◆ **TASK BRIEF**
Below are some entries; can you quote all of them exactly?

◆ **INFORMATION SUPPLIED**
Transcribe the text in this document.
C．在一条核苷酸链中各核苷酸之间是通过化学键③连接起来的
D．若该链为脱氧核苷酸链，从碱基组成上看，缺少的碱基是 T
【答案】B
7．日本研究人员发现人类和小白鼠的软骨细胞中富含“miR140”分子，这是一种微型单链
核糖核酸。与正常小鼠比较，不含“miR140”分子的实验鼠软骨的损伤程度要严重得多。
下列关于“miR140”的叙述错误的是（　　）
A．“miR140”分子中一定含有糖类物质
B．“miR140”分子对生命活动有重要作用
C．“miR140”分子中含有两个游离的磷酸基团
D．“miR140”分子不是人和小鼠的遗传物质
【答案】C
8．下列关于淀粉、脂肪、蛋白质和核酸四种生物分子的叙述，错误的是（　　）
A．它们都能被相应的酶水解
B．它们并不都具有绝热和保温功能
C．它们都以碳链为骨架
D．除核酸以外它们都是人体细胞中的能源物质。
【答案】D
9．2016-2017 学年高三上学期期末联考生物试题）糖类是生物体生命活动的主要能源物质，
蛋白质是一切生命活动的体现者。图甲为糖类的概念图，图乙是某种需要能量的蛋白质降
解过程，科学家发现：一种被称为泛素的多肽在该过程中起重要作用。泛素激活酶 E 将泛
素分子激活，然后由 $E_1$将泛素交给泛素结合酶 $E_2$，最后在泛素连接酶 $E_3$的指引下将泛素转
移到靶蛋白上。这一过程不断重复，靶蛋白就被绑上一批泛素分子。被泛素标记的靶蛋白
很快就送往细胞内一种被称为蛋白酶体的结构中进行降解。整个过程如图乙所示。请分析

◆ **THE RESPONSE**
Transcribe the text in this document.
C．在一条核苷酸链中各核苷酸之间是通过化学键③连接起来的
D．若该链为脱氧核苷酸链，从碱基组成上看，缺少的碱基是 T
【答案】B
7．日本研究人员发现人类和小白鼠的软骨细胞中富含“miR140”分子，这是一种微型单链
核糖核酸。与正常小鼠比较，不含“miR140”分子的实验鼠软骨的损伤程度要严重得多。
下列关于“miR140”的叙述错误的是（　　）
A．“miR140”分子中一定含有糖类物质
B．“miR140”分子对生命活动有重要作用
C．“miR140”分子中含有两个游离的磷酸基团
D．“miR140”分子不是人和小鼠的遗传物质
【答案】C
8．下列关于淀粉、脂肪、蛋白质和核酸四种生物分子的叙述，错误的是（　　）
A．它们都能被相应的酶水解
B．它们并不都具有绝热和保温功能
C．它们都以碳链为骨架
D．除核酸以外它们都是人体细胞中的能源物质。
【答案】D
9．2016-2017 学年高三上学期期末联考生物试题）糖类是生物体生命活动的主要能源物质，
蛋白质是一切生命活动的体现者。图甲为糖类的概念图，图乙是某种需要能量的蛋白质降
解过程，科学家发现：一种被称为泛素的多肽在该过程中起重要作用。泛素激活酶 E 将泛
素分子激活，然后由 $E_1$将泛素交给泛素结合酶 $E_2$，最后在泛素连接酶 $E_3$的指引下将泛素转
移到靶蛋白上。这一过程不断重复，靶蛋白就被绑上一批泛素分子。被泛素标记的靶蛋白
很快就送往细胞内一种被称为蛋白酶体的结构中进行降解。整个过程如图乙所示。请分析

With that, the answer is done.